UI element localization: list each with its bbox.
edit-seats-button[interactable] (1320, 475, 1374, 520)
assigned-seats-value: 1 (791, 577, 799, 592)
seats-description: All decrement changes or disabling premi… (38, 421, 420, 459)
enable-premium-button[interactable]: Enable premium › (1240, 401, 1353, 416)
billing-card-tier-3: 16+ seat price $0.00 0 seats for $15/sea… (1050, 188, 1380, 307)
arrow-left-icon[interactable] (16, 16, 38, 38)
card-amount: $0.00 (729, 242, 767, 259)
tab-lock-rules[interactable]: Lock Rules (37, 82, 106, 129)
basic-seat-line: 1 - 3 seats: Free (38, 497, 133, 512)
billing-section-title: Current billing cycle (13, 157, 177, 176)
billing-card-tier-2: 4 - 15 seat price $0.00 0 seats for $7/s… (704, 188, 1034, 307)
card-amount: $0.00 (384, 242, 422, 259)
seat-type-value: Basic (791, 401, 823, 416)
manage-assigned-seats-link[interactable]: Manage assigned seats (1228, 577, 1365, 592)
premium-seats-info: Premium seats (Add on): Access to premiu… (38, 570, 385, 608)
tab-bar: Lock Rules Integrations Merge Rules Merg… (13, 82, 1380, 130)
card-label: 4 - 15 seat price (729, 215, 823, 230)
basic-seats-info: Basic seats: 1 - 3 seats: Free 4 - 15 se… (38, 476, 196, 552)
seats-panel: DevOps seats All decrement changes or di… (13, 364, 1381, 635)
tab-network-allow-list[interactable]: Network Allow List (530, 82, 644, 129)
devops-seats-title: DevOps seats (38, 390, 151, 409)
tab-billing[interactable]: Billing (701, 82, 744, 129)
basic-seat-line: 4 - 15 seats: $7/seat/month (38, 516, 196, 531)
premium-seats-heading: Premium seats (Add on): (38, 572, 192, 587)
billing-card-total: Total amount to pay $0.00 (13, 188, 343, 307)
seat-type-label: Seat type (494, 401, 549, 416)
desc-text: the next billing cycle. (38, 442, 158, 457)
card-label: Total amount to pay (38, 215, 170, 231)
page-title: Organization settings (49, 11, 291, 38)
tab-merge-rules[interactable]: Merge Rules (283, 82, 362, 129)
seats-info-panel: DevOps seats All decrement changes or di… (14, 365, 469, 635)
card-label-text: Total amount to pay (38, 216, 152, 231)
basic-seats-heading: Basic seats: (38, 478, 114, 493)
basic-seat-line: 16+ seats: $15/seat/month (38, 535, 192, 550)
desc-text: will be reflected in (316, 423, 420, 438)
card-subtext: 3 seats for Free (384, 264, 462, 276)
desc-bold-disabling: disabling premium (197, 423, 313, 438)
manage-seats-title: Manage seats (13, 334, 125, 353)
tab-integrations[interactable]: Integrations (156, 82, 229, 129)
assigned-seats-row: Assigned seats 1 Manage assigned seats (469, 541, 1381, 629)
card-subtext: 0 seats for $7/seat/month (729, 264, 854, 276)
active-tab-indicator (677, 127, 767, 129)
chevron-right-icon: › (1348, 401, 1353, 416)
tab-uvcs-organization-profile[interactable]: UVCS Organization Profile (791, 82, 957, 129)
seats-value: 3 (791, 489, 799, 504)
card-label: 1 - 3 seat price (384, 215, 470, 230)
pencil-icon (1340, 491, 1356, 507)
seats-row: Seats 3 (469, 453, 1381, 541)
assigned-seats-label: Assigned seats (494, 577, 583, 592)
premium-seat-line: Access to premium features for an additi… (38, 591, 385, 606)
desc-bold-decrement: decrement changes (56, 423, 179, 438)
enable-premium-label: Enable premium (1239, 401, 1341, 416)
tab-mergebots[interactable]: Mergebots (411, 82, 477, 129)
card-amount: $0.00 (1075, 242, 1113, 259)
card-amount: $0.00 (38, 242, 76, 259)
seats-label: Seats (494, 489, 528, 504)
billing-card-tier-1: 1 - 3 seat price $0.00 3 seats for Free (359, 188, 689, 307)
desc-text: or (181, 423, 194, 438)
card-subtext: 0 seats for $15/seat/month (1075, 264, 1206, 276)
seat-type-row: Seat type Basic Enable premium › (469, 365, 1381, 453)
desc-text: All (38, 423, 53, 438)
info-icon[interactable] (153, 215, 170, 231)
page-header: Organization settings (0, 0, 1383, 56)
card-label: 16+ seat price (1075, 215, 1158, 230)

**EXERCISE AIM**
Express the records as a numbered list, leaving out blank lines.

**RESULT FOR THIS TASK**
1. UI element localization: list each with its bbox.
2. edit-seats-button[interactable] (1320, 475, 1374, 520)
3. assigned-seats-value: 1 (791, 577, 799, 592)
4. seats-description: All decrement changes or disabling premi… (38, 421, 420, 459)
5. enable-premium-button[interactable]: Enable premium › (1240, 401, 1353, 416)
6. billing-card-tier-3: 16+ seat price $0.00 0 seats for $15/sea… (1050, 188, 1380, 307)
7. arrow-left-icon[interactable] (16, 16, 38, 38)
8. card-amount: $0.00 (729, 242, 767, 259)
9. tab-lock-rules[interactable]: Lock Rules (37, 82, 106, 129)
10. basic-seat-line: 1 - 3 seats: Free (38, 497, 133, 512)
11. billing-section-title: Current billing cycle (13, 157, 177, 176)
12. billing-card-tier-2: 4 - 15 seat price $0.00 0 seats for $7/s… (704, 188, 1034, 307)
13. card-amount: $0.00 (384, 242, 422, 259)
14. seat-type-value: Basic (791, 401, 823, 416)
15. manage-assigned-seats-link[interactable]: Manage assigned seats (1228, 577, 1365, 592)
16. premium-seats-info: Premium seats (Add on): Access to premiu… (38, 570, 385, 608)
17. tab-bar: Lock Rules Integrations Merge Rules Merg… (13, 82, 1380, 130)
18. card-label: 4 - 15 seat price (729, 215, 823, 230)
19. basic-seats-info: Basic seats: 1 - 3 seats: Free 4 - 15 se… (38, 476, 196, 552)
20. seats-panel: DevOps seats All decrement changes or di… (13, 364, 1381, 635)
21. tab-network-allow-list[interactable]: Network Allow List (530, 82, 644, 129)
22. devops-seats-title: DevOps seats (38, 390, 151, 409)
23. tab-billing[interactable]: Billing (701, 82, 744, 129)
24. basic-seat-line: 4 - 15 seats: $7/seat/month (38, 516, 196, 531)
25. premium-seats-heading: Premium seats (Add on): (38, 572, 192, 587)
26. billing-card-total: Total amount to pay $0.00 (13, 188, 343, 307)
27. seat-type-label: Seat type (494, 401, 549, 416)
28. desc-text: the next billing cycle. (38, 442, 158, 457)
29. card-label: Total amount to pay (38, 215, 170, 231)
30. page-title: Organization settings (49, 11, 291, 38)
31. tab-merge-rules[interactable]: Merge Rules (283, 82, 362, 129)
32. seats-info-panel: DevOps seats All decrement changes or di… (14, 365, 469, 635)
33. card-label-text: Total amount to pay (38, 216, 152, 231)
34. basic-seats-heading: Basic seats: (38, 478, 114, 493)
35. basic-seat-line: 16+ seats: $15/seat/month (38, 535, 192, 550)
36. desc-text: will be reflected in (316, 423, 420, 438)
37. card-subtext: 3 seats for Free (384, 264, 462, 276)
38. desc-bold-disabling: disabling premium (197, 423, 313, 438)
39. manage-seats-title: Manage seats (13, 334, 125, 353)
40. tab-integrations[interactable]: Integrations (156, 82, 229, 129)
41. assigned-seats-row: Assigned seats 1 Manage assigned seats (469, 541, 1381, 629)
42. card-subtext: 0 seats for $7/seat/month (729, 264, 854, 276)
43. active-tab-indicator (677, 127, 767, 129)
44. chevron-right-icon: › (1348, 401, 1353, 416)
45. tab-uvcs-organization-profile[interactable]: UVCS Organization Profile (791, 82, 957, 129)
46. seats-value: 3 (791, 489, 799, 504)
47. card-label: 1 - 3 seat price (384, 215, 470, 230)
48. pencil-icon (1340, 491, 1356, 507)
49. seats-row: Seats 3 (469, 453, 1381, 541)
50. assigned-seats-label: Assigned seats (494, 577, 583, 592)
51. premium-seat-line: Access to premium features for an additi… (38, 591, 385, 606)
52. desc-bold-decrement: decrement changes (56, 423, 179, 438)
53. enable-premium-label: Enable premium (1239, 401, 1341, 416)
54. tab-mergebots[interactable]: Mergebots (411, 82, 477, 129)
55. card-amount: $0.00 (1075, 242, 1113, 259)
56. card-amount: $0.00 (38, 242, 76, 259)
57. seats-label: Seats (494, 489, 528, 504)
58. billing-card-tier-1: 1 - 3 seat price $0.00 3 seats for Free (359, 188, 689, 307)
59. desc-text: or (181, 423, 194, 438)
60. card-subtext: 0 seats for $15/seat/month (1075, 264, 1206, 276)
61. seat-type-row: Seat type Basic Enable premium › (469, 365, 1381, 453)
62. desc-text: All (38, 423, 53, 438)
63. info-icon[interactable] (153, 215, 170, 231)
64. page-header: Organization settings (0, 0, 1383, 56)
65. card-label: 16+ seat price (1075, 215, 1158, 230)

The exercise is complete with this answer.